- What you are asked to do: Locate the string "gotas" in the listing below. Copy every line where it is found.
****************
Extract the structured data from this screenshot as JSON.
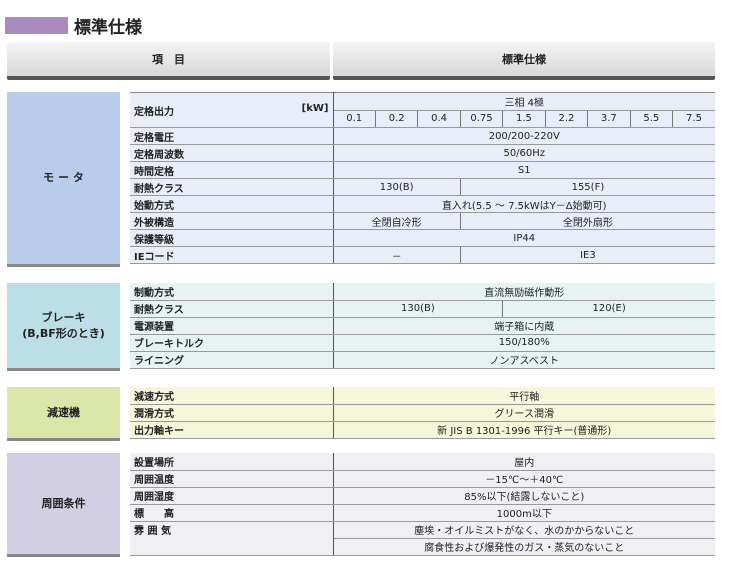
{
  "title": "標準仕様",
  "header": {
    "item": "項　目",
    "spec": "標準仕様"
  },
  "colors": {
    "title_bar": "#a98bbf",
    "motor": "#b9cdea",
    "brake": "#bcdfe7",
    "reducer": "#dbe7a9",
    "ambient": "#d2cfe4"
  },
  "motor": {
    "label": "モ ー タ",
    "output_label": "定格出力",
    "output_unit": "[kW]",
    "output_phase": "三相 4極",
    "outputs": [
      "0.1",
      "0.2",
      "0.4",
      "0.75",
      "1.5",
      "2.2",
      "3.7",
      "5.5",
      "7.5"
    ],
    "rows": [
      {
        "k": "定格電圧",
        "v": [
          "200/200-220V"
        ]
      },
      {
        "k": "定格周波数",
        "v": [
          "50/60Hz"
        ]
      },
      {
        "k": "時間定格",
        "v": [
          "S1"
        ]
      },
      {
        "k": "耐熱クラス",
        "v": [
          "130(B)",
          "155(F)"
        ]
      },
      {
        "k": "始動方式",
        "v": [
          "直入れ(5.5 ～ 7.5kWはY－Δ始動可)"
        ]
      },
      {
        "k": "外被構造",
        "v": [
          "全閉自冷形",
          "全閉外扇形"
        ]
      },
      {
        "k": "保護等級",
        "v": [
          "IP44"
        ]
      },
      {
        "k": "IEコード",
        "v": [
          "－",
          "IE3"
        ]
      }
    ]
  },
  "brake": {
    "label": "ブレーキ\n(B,BF形のとき)",
    "rows": [
      {
        "k": "制動方式",
        "v": [
          "直流無励磁作動形"
        ]
      },
      {
        "k": "耐熱クラス",
        "v": [
          "130(B)",
          "120(E)"
        ]
      },
      {
        "k": "電源装置",
        "v": [
          "端子箱に内蔵"
        ]
      },
      {
        "k": "ブレーキトルク",
        "v": [
          "150/180%"
        ]
      },
      {
        "k": "ライニング",
        "v": [
          "ノンアスベスト"
        ]
      }
    ]
  },
  "reducer": {
    "label": "減速機",
    "rows": [
      {
        "k": "減速方式",
        "v": [
          "平行軸"
        ]
      },
      {
        "k": "潤滑方式",
        "v": [
          "グリース潤滑"
        ]
      },
      {
        "k": "出力軸キー",
        "v": [
          "新 JIS B 1301-1996 平行キー(普通形)"
        ]
      }
    ]
  },
  "ambient": {
    "label": "周囲条件",
    "rows": [
      {
        "k": "設置場所",
        "v": [
          "屋内"
        ]
      },
      {
        "k": "周囲温度",
        "v": [
          "－15℃～＋40℃"
        ]
      },
      {
        "k": "周囲湿度",
        "v": [
          "85%以下(結露しないこと)"
        ]
      },
      {
        "k": "標　　高",
        "v": [
          "1000m以下"
        ]
      },
      {
        "k": "雰 囲 気",
        "v": [
          "塵埃・オイルミストがなく、水のかからないこと"
        ]
      },
      {
        "k": "",
        "v": [
          "腐食性および爆発性のガス・蒸気のないこと"
        ]
      }
    ]
  }
}
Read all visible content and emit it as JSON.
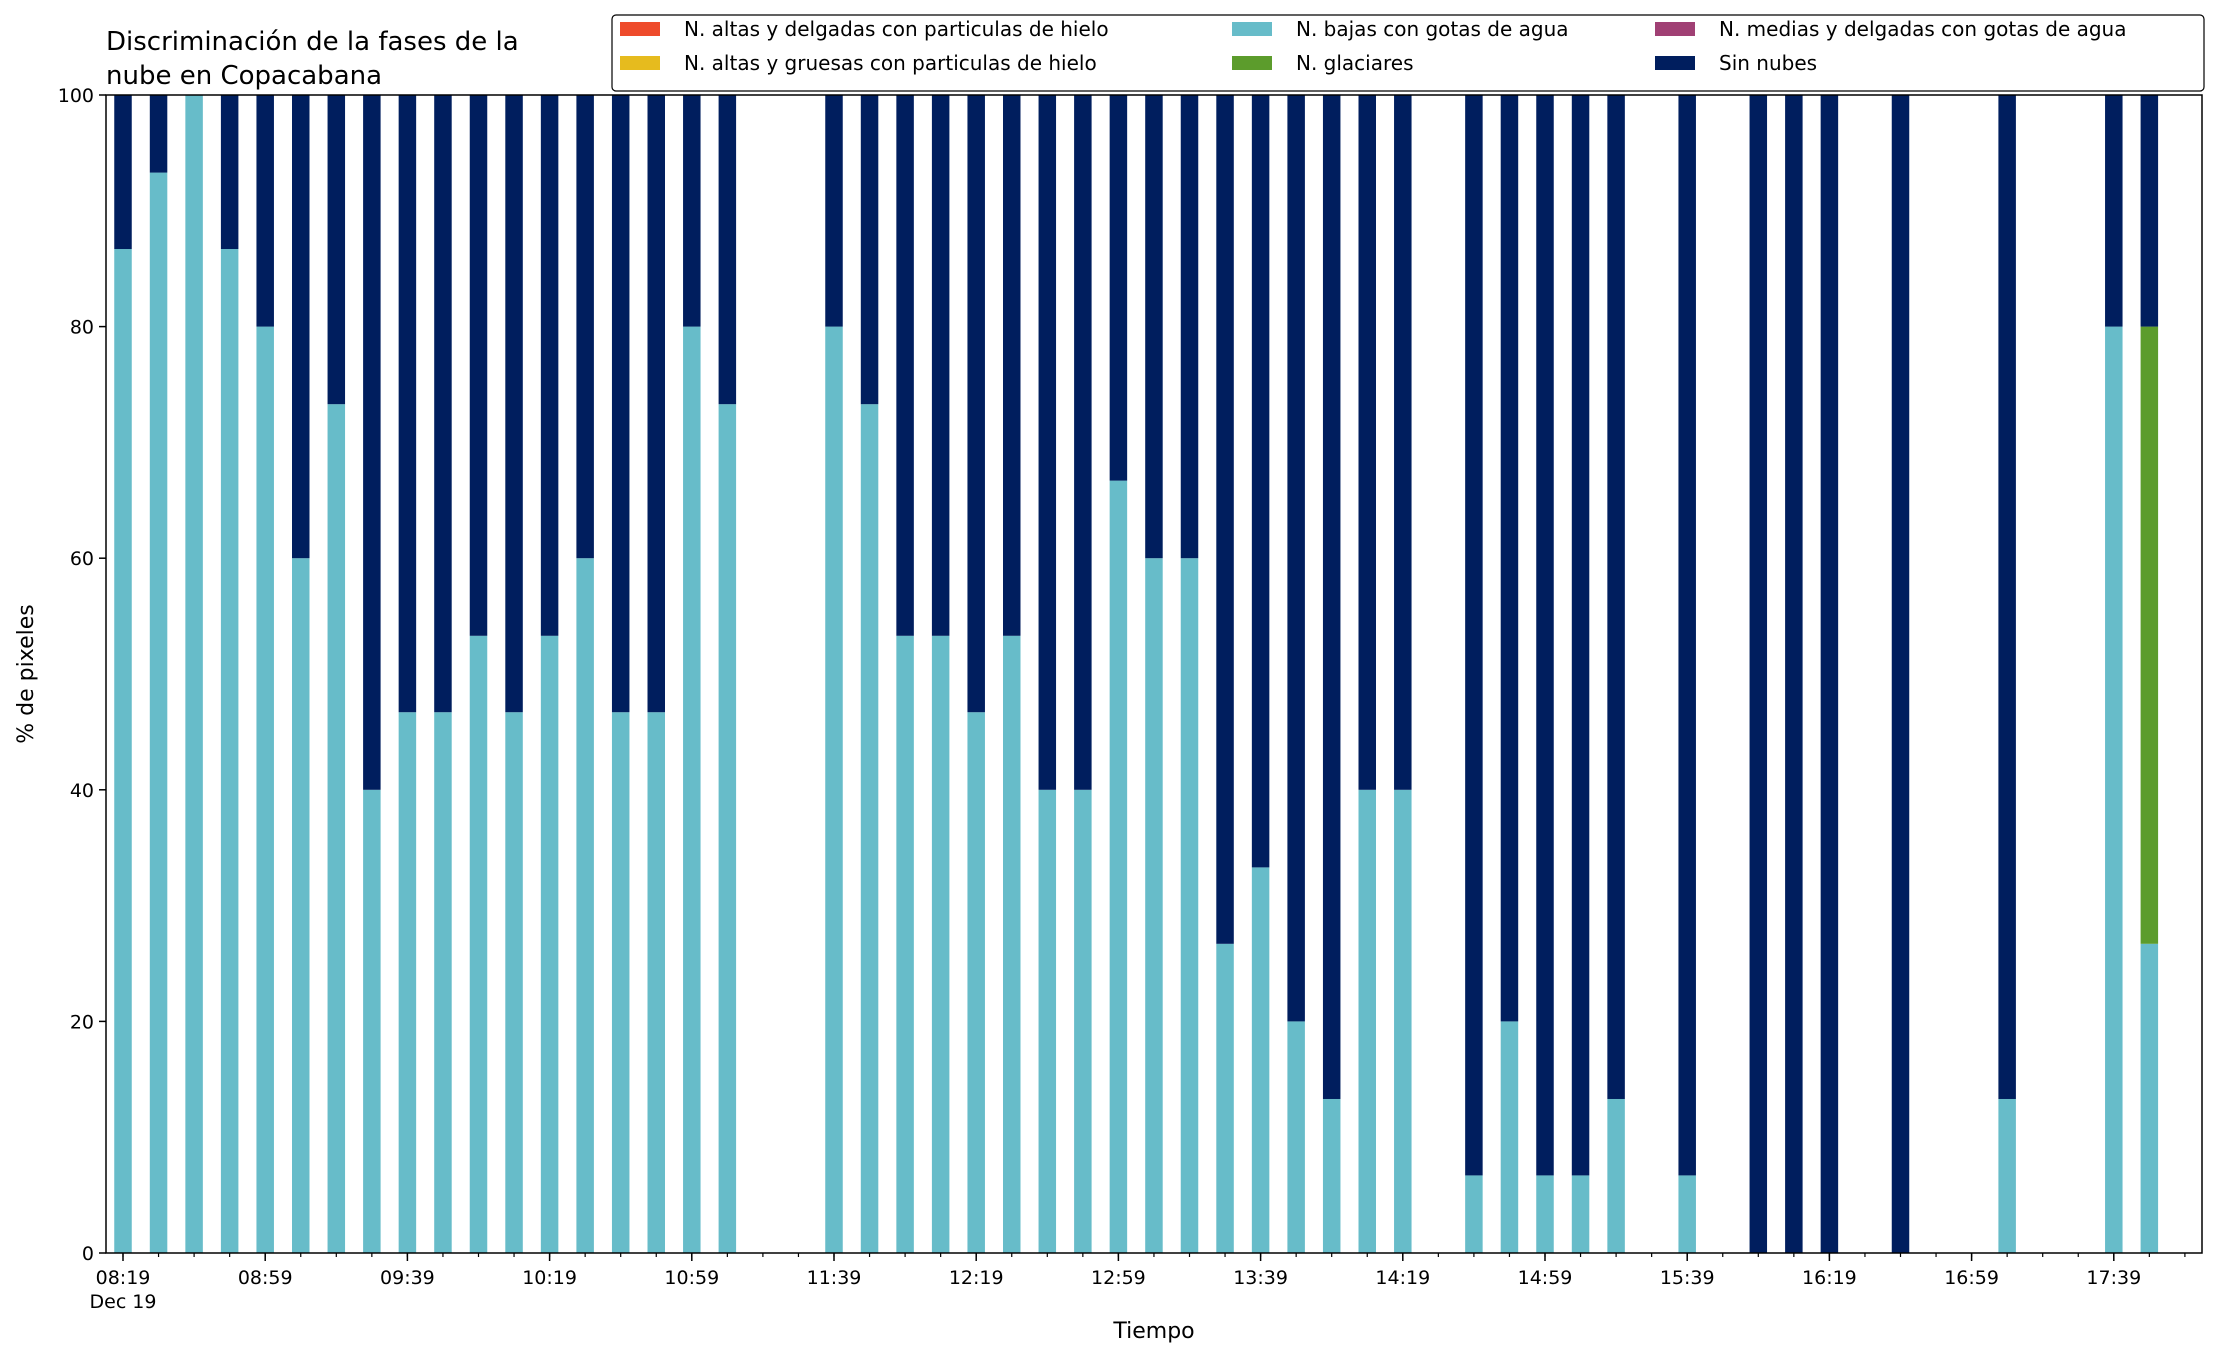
{
  "chart_data": {
    "type": "bar",
    "stacked": true,
    "title": "Discriminación de la fases de la\nnube en Copacabana",
    "xlabel": "Tiempo",
    "ylabel": "% de pixeles",
    "ylim": [
      0,
      100
    ],
    "yticks": [
      0,
      20,
      40,
      60,
      80,
      100
    ],
    "x_start_time": "08:19",
    "x_end_time": "17:59",
    "bin_minutes": 10,
    "xtick_labels": [
      "08:19",
      "08:59",
      "09:39",
      "10:19",
      "10:59",
      "11:39",
      "12:19",
      "12:59",
      "13:39",
      "14:19",
      "14:59",
      "15:39",
      "16:19",
      "16:59",
      "17:39"
    ],
    "xtick_sublabel": "Dec 19",
    "grid": false,
    "legend_position": "top-right",
    "legend_ncol": 3,
    "series": [
      {
        "name": "N. altas y delgadas con particulas de hielo",
        "color": "#ee4b2b",
        "values": [
          0,
          0,
          0,
          0,
          0,
          0,
          0,
          0,
          0,
          0,
          0,
          0,
          0,
          0,
          0,
          0,
          0,
          0,
          0,
          0,
          0,
          0,
          0,
          0,
          0,
          0,
          0,
          0,
          0,
          0,
          0,
          0,
          0,
          0,
          0,
          0,
          0,
          0,
          0,
          0,
          0,
          0,
          0,
          0,
          0,
          0,
          0,
          0,
          0,
          0,
          0,
          0,
          0,
          0,
          0,
          0,
          0,
          0,
          0
        ]
      },
      {
        "name": "N. altas y gruesas con particulas de hielo",
        "color": "#e6bb1e",
        "values": [
          0,
          0,
          0,
          0,
          0,
          0,
          0,
          0,
          0,
          0,
          0,
          0,
          0,
          0,
          0,
          0,
          0,
          0,
          0,
          0,
          0,
          0,
          0,
          0,
          0,
          0,
          0,
          0,
          0,
          0,
          0,
          0,
          0,
          0,
          0,
          0,
          0,
          0,
          0,
          0,
          0,
          0,
          0,
          0,
          0,
          0,
          0,
          0,
          0,
          0,
          0,
          0,
          0,
          0,
          0,
          0,
          0,
          0,
          0
        ]
      },
      {
        "name": "N. bajas con gotas de agua",
        "color": "#67bcc9",
        "values": [
          86.7,
          93.3,
          100,
          86.7,
          80,
          60,
          73.3,
          40,
          46.7,
          46.7,
          53.3,
          46.7,
          53.3,
          60,
          46.7,
          46.7,
          80,
          73.3,
          null,
          null,
          80,
          73.3,
          53.3,
          53.3,
          46.7,
          53.3,
          40,
          40,
          66.7,
          60,
          60,
          26.7,
          33.3,
          20,
          13.3,
          40,
          40,
          null,
          6.7,
          20,
          6.7,
          6.7,
          13.3,
          null,
          6.7,
          null,
          0,
          0,
          0,
          null,
          0,
          null,
          null,
          13.3,
          null,
          null,
          80,
          26.7,
          null
        ]
      },
      {
        "name": "N. glaciares",
        "color": "#5c9c2c",
        "values": [
          0,
          0,
          0,
          0,
          0,
          0,
          0,
          0,
          0,
          0,
          0,
          0,
          0,
          0,
          0,
          0,
          0,
          0,
          null,
          null,
          0,
          0,
          0,
          0,
          0,
          0,
          0,
          0,
          0,
          0,
          0,
          0,
          0,
          0,
          0,
          0,
          0,
          null,
          0,
          0,
          0,
          0,
          0,
          null,
          0,
          null,
          0,
          0,
          0,
          null,
          0,
          null,
          null,
          0,
          null,
          null,
          0,
          53.3,
          null
        ]
      },
      {
        "name": "N. medias y delgadas con gotas de agua",
        "color": "#a04074",
        "values": [
          0,
          0,
          0,
          0,
          0,
          0,
          0,
          0,
          0,
          0,
          0,
          0,
          0,
          0,
          0,
          0,
          0,
          0,
          0,
          0,
          0,
          0,
          0,
          0,
          0,
          0,
          0,
          0,
          0,
          0,
          0,
          0,
          0,
          0,
          0,
          0,
          0,
          0,
          0,
          0,
          0,
          0,
          0,
          0,
          0,
          0,
          0,
          0,
          0,
          0,
          0,
          0,
          0,
          0,
          0,
          0,
          0,
          0,
          0
        ]
      },
      {
        "name": "Sin nubes",
        "color": "#001e5e",
        "values": [
          13.3,
          6.7,
          0,
          13.3,
          20,
          40,
          26.7,
          60,
          53.3,
          53.3,
          46.7,
          53.3,
          46.7,
          40,
          53.3,
          53.3,
          20,
          26.7,
          null,
          null,
          20,
          26.7,
          46.7,
          46.7,
          53.3,
          46.7,
          60,
          60,
          33.3,
          40,
          40,
          73.3,
          66.7,
          80,
          86.7,
          60,
          60,
          null,
          93.3,
          80,
          93.3,
          93.3,
          86.7,
          null,
          93.3,
          null,
          100,
          100,
          100,
          null,
          100,
          null,
          null,
          86.7,
          null,
          null,
          20,
          20,
          null
        ]
      }
    ]
  }
}
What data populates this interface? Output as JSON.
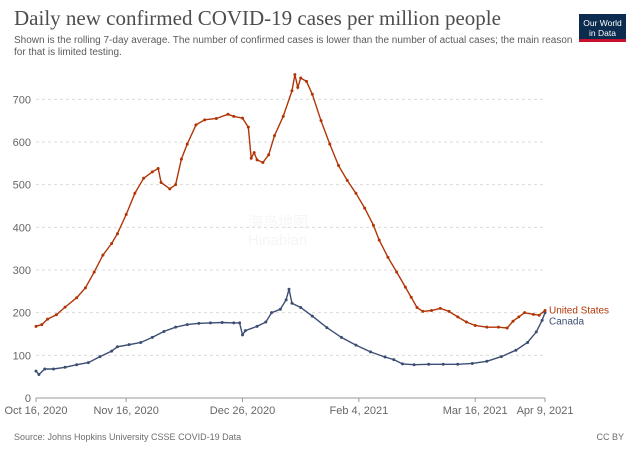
****************
- Task result:
        "name": "N. bajas con gotas de agua",
        "name": "N. medias y delgadas con gotas de agua",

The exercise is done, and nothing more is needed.